_WHAT TO DO_
Reproduce each line from the records that holds "correctly".
#### DATA FOR PROCESSING
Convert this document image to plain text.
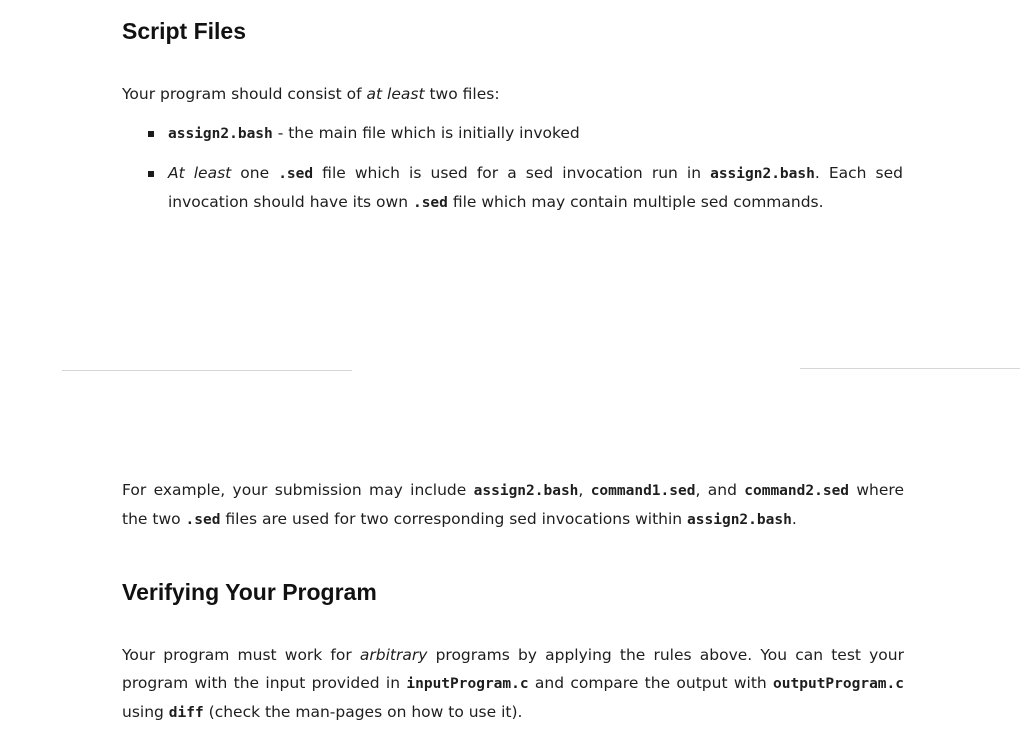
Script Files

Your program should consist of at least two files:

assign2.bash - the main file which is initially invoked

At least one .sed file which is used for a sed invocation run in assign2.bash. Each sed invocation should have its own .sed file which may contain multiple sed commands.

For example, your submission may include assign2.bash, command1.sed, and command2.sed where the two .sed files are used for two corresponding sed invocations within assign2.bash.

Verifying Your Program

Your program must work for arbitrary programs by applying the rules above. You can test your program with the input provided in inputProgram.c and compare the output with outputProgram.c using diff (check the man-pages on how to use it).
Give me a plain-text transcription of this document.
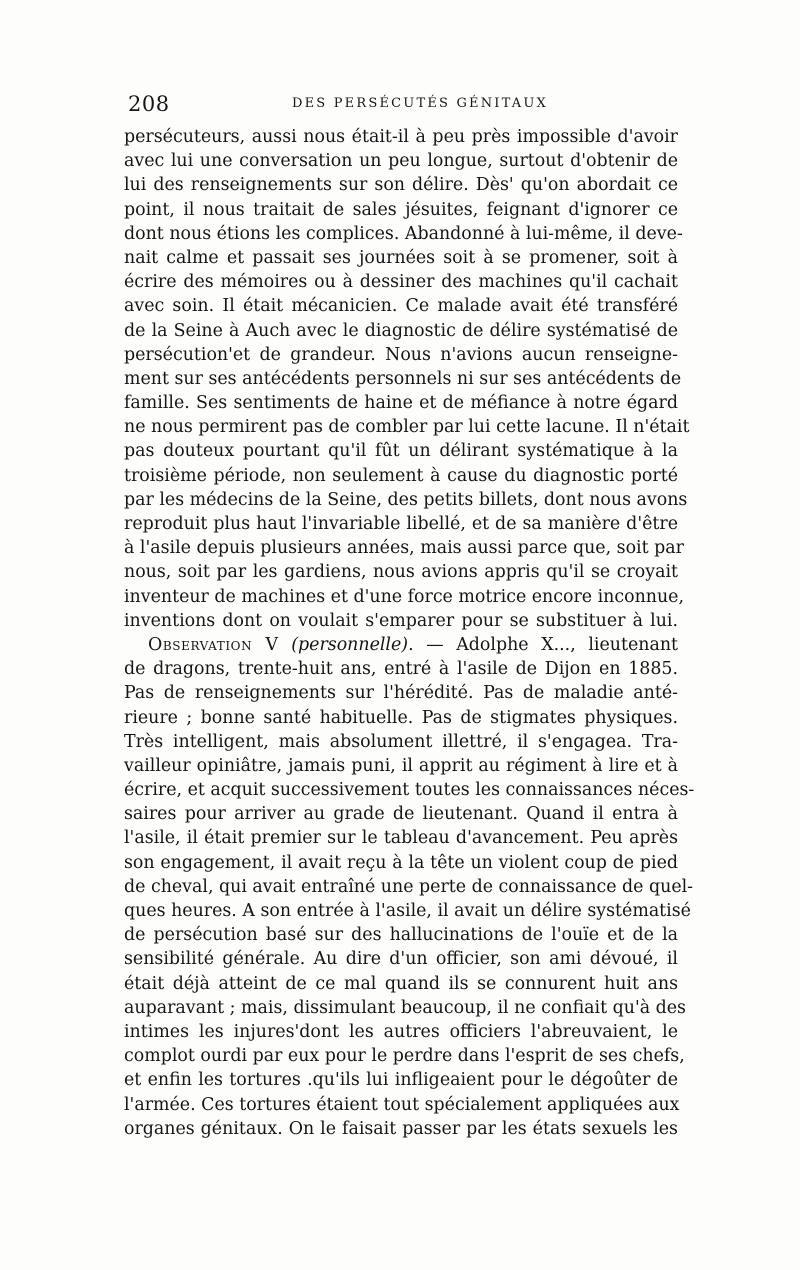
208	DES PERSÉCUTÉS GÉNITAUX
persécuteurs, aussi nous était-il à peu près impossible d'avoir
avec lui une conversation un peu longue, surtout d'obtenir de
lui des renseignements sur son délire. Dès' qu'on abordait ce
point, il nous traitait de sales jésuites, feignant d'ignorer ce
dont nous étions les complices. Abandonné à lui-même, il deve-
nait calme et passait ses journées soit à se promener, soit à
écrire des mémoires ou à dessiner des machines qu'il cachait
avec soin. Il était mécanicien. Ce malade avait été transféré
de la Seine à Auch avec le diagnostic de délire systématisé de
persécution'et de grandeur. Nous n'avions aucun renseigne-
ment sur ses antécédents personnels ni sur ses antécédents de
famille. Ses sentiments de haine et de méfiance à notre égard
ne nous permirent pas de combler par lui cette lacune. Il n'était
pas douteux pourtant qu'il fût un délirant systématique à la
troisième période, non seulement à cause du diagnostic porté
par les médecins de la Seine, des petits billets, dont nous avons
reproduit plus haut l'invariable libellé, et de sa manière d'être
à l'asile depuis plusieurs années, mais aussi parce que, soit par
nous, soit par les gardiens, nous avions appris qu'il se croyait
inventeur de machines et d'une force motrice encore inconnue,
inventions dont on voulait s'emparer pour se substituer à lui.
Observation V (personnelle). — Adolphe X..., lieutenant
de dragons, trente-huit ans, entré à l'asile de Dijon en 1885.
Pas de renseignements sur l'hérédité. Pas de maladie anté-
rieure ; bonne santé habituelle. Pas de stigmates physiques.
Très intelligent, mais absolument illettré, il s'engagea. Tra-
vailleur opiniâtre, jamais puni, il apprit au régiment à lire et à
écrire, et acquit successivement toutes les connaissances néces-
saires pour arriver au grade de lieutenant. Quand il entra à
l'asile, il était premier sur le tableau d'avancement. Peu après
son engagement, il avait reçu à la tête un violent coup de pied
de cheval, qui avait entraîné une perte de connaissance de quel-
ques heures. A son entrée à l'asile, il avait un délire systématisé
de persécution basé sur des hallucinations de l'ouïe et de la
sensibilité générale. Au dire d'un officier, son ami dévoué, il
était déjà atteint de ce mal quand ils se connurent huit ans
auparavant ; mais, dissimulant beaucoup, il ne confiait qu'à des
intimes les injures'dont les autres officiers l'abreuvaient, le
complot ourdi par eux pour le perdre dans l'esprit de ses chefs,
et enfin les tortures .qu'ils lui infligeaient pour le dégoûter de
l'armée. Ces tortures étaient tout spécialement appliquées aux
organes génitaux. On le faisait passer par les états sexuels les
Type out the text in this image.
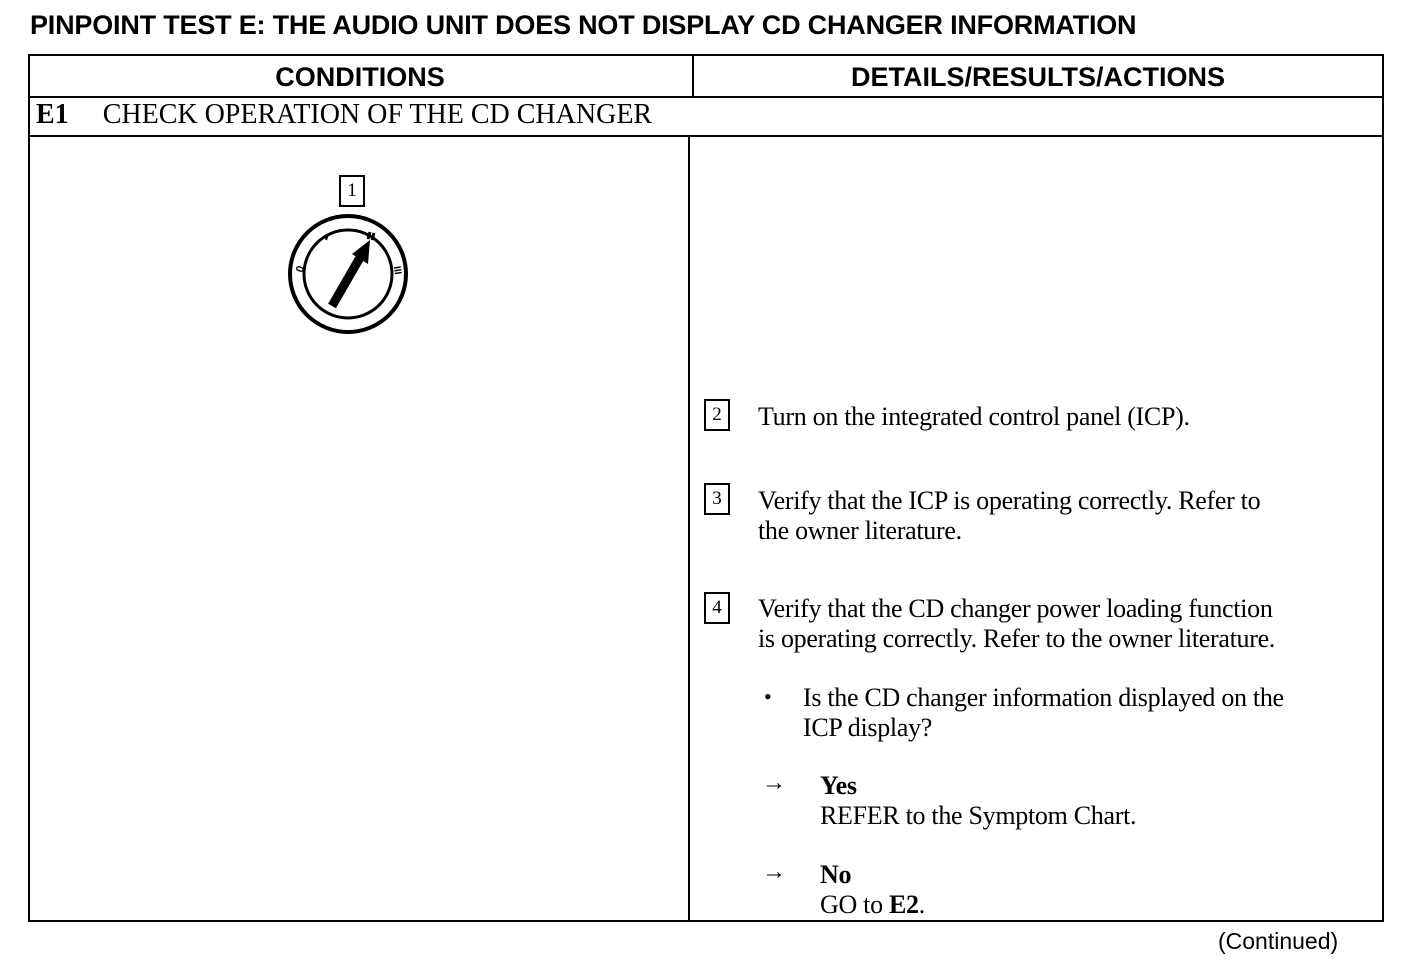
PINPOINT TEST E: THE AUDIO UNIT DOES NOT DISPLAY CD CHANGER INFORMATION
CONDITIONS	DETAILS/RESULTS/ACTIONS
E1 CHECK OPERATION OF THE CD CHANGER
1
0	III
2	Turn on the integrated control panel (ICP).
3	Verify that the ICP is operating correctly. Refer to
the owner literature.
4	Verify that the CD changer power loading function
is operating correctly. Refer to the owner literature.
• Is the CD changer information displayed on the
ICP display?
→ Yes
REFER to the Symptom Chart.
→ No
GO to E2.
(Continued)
########
_RESULT OF THE TASK_
3	Verify that the ICP is operating correctly. Refer to
is operating correctly. Refer to the owner literature.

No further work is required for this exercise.